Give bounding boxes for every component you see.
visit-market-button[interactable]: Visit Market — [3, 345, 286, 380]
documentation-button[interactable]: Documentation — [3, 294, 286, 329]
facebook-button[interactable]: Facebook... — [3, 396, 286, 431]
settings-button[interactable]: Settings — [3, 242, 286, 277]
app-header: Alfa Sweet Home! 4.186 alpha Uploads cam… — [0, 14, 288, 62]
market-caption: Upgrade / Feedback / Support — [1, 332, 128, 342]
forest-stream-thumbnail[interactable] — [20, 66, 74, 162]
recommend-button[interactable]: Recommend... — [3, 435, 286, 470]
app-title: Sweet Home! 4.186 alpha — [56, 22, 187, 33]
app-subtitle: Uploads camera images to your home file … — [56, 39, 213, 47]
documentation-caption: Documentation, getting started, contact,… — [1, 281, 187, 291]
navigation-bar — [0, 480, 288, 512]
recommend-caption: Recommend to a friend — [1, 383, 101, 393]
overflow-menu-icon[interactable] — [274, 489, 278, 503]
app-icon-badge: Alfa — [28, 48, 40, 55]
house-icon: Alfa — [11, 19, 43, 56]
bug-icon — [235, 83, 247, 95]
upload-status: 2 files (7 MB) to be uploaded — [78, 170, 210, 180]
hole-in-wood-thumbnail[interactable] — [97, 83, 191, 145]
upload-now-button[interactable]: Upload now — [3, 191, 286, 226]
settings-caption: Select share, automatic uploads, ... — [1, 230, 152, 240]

:::

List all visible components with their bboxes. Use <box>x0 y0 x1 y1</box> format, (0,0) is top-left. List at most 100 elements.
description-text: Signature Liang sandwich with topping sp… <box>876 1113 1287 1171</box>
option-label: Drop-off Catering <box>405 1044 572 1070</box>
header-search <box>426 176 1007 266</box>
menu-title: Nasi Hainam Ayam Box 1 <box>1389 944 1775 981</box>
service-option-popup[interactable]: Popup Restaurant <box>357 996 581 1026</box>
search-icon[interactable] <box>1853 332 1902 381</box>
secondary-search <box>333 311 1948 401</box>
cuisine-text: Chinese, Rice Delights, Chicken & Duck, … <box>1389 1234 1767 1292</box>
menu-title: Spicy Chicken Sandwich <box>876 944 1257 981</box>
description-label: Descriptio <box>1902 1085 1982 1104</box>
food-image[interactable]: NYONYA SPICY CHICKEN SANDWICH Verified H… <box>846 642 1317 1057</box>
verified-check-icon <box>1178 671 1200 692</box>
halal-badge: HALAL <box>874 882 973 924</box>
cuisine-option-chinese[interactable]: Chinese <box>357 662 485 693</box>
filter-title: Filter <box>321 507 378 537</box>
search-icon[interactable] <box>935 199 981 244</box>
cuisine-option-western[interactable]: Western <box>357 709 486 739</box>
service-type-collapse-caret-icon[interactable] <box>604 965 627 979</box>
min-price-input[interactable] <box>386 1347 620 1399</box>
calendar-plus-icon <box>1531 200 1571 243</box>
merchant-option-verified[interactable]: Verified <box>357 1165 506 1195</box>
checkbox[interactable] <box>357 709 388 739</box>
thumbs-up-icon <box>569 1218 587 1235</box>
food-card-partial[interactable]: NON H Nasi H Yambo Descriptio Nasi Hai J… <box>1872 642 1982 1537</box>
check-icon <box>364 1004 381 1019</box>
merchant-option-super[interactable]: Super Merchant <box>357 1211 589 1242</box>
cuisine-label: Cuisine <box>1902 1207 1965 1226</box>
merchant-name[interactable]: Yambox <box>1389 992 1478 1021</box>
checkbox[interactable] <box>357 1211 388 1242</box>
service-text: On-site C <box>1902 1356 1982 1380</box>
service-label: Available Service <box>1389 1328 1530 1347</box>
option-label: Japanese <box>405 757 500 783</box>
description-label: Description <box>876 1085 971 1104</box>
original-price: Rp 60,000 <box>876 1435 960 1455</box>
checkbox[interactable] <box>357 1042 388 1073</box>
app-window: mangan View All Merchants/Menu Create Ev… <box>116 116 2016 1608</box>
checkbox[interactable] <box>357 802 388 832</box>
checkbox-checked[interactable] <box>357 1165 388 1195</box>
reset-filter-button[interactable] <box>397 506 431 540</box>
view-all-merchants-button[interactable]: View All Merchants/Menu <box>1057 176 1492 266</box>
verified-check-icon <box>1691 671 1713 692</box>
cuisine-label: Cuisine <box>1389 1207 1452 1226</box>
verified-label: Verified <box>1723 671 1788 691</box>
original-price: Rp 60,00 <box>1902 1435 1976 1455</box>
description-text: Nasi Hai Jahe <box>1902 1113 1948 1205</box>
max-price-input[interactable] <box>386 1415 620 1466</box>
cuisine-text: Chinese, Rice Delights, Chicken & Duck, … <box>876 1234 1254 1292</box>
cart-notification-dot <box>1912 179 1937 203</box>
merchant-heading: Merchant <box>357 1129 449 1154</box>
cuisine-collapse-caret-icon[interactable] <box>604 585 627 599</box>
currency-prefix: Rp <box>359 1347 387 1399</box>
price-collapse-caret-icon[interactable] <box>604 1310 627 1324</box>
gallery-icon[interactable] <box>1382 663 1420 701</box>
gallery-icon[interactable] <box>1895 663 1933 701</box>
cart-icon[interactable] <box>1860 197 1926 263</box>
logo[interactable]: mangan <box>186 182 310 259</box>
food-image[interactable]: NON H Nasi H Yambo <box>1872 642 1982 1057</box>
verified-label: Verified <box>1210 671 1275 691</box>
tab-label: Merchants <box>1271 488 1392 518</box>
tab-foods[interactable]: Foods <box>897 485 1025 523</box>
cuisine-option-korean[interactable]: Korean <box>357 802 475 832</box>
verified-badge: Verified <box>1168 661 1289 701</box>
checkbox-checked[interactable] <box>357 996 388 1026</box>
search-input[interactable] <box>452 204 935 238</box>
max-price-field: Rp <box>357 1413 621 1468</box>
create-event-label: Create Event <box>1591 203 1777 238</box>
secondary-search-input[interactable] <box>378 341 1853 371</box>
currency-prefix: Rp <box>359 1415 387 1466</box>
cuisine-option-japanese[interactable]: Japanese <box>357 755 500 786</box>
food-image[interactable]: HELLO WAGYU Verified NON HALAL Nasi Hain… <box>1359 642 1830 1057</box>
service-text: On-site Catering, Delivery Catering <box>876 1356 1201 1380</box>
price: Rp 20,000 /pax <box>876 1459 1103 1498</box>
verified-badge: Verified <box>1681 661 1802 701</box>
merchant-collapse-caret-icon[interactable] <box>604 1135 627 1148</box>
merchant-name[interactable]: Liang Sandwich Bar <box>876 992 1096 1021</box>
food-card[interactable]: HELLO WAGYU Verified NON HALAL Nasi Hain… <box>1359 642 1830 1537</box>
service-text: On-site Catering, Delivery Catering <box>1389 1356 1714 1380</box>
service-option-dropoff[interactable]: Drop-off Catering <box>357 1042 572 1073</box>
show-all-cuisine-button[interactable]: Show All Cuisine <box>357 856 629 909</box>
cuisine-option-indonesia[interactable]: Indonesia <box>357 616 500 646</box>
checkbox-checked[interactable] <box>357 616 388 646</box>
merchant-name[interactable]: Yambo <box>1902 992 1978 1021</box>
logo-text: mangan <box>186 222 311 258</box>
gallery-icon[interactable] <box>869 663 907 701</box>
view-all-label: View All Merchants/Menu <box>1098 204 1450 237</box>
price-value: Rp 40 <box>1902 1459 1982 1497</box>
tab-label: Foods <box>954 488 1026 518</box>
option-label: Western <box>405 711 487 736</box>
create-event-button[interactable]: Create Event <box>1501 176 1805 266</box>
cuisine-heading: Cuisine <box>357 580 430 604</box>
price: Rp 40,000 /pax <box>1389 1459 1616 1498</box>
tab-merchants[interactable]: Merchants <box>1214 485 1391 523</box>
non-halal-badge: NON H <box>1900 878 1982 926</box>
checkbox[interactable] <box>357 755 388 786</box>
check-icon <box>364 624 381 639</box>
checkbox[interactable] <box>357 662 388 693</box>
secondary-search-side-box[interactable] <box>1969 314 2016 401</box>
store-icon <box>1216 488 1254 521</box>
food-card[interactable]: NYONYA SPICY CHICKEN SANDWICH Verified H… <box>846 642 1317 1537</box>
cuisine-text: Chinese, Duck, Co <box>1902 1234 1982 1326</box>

:::

Rewrite the stretch of the listing from the line containing "List all visible" through the line containing "service-type-collapse-caret-icon[interactable] <box>604 965", putting "dish-title" wherever "menu-title" appears and keeping everything else the same.

List all visible components with their bboxes. Use <box>x0 y0 x1 y1</box> format, (0,0) is top-left. List at most 100 elements.
description-text: Signature Liang sandwich with topping sp… <box>876 1113 1287 1171</box>
option-label: Drop-off Catering <box>405 1044 572 1070</box>
header-search <box>426 176 1007 266</box>
dish-title: Nasi Hainam Ayam Box 1 <box>1389 944 1775 981</box>
service-option-popup[interactable]: Popup Restaurant <box>357 996 581 1026</box>
search-icon[interactable] <box>1853 332 1902 381</box>
secondary-search <box>333 311 1948 401</box>
cuisine-text: Chinese, Rice Delights, Chicken & Duck, … <box>1389 1234 1767 1292</box>
dish-title: Spicy Chicken Sandwich <box>876 944 1257 981</box>
description-label: Descriptio <box>1902 1085 1982 1104</box>
food-image[interactable]: NYONYA SPICY CHICKEN SANDWICH Verified H… <box>846 642 1317 1057</box>
verified-check-icon <box>1178 671 1200 692</box>
halal-badge: HALAL <box>874 882 973 924</box>
cuisine-option-chinese[interactable]: Chinese <box>357 662 485 693</box>
filter-title: Filter <box>321 507 378 537</box>
search-icon[interactable] <box>935 199 981 244</box>
cuisine-option-western[interactable]: Western <box>357 709 486 739</box>
service-type-collapse-caret-icon[interactable] <box>604 965 627 979</box>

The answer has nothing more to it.